**EXERCISE INSTRUCTIONS:** Pick out each line below containing "population".

** START **

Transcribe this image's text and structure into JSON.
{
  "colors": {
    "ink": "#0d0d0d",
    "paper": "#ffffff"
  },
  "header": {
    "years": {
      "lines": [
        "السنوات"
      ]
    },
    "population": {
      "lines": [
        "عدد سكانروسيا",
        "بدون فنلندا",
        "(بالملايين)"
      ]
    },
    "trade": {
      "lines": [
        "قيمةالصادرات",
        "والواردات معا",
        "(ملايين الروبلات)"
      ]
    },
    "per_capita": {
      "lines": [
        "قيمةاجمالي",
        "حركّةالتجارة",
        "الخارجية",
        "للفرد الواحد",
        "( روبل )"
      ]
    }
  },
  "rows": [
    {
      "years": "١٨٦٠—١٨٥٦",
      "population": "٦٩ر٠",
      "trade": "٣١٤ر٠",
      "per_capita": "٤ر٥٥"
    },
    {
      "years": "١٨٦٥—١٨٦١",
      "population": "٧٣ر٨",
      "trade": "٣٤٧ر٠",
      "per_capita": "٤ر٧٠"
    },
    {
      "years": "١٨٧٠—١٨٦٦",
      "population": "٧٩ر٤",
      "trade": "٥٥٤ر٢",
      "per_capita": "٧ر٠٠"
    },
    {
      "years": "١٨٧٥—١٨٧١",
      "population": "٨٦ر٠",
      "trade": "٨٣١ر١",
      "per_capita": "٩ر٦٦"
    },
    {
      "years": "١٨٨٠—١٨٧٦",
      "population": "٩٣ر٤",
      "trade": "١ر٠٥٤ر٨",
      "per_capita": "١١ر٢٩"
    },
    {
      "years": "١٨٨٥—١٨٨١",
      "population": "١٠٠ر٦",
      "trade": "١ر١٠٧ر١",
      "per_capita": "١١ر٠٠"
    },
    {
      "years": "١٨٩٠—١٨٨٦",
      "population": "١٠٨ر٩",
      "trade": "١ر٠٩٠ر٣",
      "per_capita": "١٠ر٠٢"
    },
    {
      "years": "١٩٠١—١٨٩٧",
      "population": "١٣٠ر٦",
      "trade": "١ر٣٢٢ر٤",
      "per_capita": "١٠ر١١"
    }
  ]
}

** END **

**TASK SOLUTION:**
    "population": {
      "population": "٦٩ر٠",
      "population": "٧٣ر٨",
      "population": "٧٩ر٤",
      "population": "٨٦ر٠",
      "population": "٩٣ر٤",
      "population": "١٠٠ر٦",
      "population": "١٠٨ر٩",
      "population": "١٣٠ر٦",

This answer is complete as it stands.